_Figure dataset records:_
● ● ● ● ● ● ●
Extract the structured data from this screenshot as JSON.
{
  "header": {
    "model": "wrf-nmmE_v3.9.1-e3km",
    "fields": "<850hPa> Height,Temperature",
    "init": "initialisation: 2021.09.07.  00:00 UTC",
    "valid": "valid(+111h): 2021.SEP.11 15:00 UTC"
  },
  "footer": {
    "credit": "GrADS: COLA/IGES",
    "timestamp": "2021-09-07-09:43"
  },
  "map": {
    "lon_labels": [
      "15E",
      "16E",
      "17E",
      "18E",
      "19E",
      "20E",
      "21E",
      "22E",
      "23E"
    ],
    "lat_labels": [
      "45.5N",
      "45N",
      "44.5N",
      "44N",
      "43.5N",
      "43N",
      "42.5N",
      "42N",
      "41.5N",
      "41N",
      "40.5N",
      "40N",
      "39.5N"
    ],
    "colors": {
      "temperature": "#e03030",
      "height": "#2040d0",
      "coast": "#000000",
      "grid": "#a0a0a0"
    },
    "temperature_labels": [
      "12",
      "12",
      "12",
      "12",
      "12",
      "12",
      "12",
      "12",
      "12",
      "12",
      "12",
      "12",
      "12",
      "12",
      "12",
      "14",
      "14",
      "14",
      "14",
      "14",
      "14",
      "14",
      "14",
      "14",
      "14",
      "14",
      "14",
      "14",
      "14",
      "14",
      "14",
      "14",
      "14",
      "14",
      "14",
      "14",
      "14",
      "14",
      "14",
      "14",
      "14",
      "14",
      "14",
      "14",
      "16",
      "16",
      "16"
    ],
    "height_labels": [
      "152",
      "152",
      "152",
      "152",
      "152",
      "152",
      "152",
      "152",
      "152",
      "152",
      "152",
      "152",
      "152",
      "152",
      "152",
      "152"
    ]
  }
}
● ● ● ● ● ● ●
_WHAT TO DO:_
All entries shown above should be printed again exactly.

_EXERCISE ANSWER:_
Extract the structured data from this screenshot as JSON.
{
  "header": {
    "model": "wrf-nmmE_v3.9.1-e3km",
    "fields": "<850hPa> Height,Temperature",
    "init": "initialisation: 2021.09.07.  00:00 UTC",
    "valid": "valid(+111h): 2021.SEP.11 15:00 UTC"
  },
  "footer": {
    "credit": "GrADS: COLA/IGES",
    "timestamp": "2021-09-07-09:43"
  },
  "map": {
    "lon_labels": [
      "15E",
      "16E",
      "17E",
      "18E",
      "19E",
      "20E",
      "21E",
      "22E",
      "23E"
    ],
    "lat_labels": [
      "45.5N",
      "45N",
      "44.5N",
      "44N",
      "43.5N",
      "43N",
      "42.5N",
      "42N",
      "41.5N",
      "41N",
      "40.5N",
      "40N",
      "39.5N"
    ],
    "colors": {
      "temperature": "#e03030",
      "height": "#2040d0",
      "coast": "#000000",
      "grid": "#a0a0a0"
    },
    "temperature_labels": [
      "12",
      "12",
      "12",
      "12",
      "12",
      "12",
      "12",
      "12",
      "12",
      "12",
      "12",
      "12",
      "12",
      "12",
      "12",
      "14",
      "14",
      "14",
      "14",
      "14",
      "14",
      "14",
      "14",
      "14",
      "14",
      "14",
      "14",
      "14",
      "14",
      "14",
      "14",
      "14",
      "14",
      "14",
      "14",
      "14",
      "14",
      "14",
      "14",
      "14",
      "14",
      "14",
      "14",
      "14",
      "16",
      "16",
      "16"
    ],
    "height_labels": [
      "152",
      "152",
      "152",
      "152",
      "152",
      "152",
      "152",
      "152",
      "152",
      "152",
      "152",
      "152",
      "152",
      "152",
      "152",
      "152"
    ]
  }
}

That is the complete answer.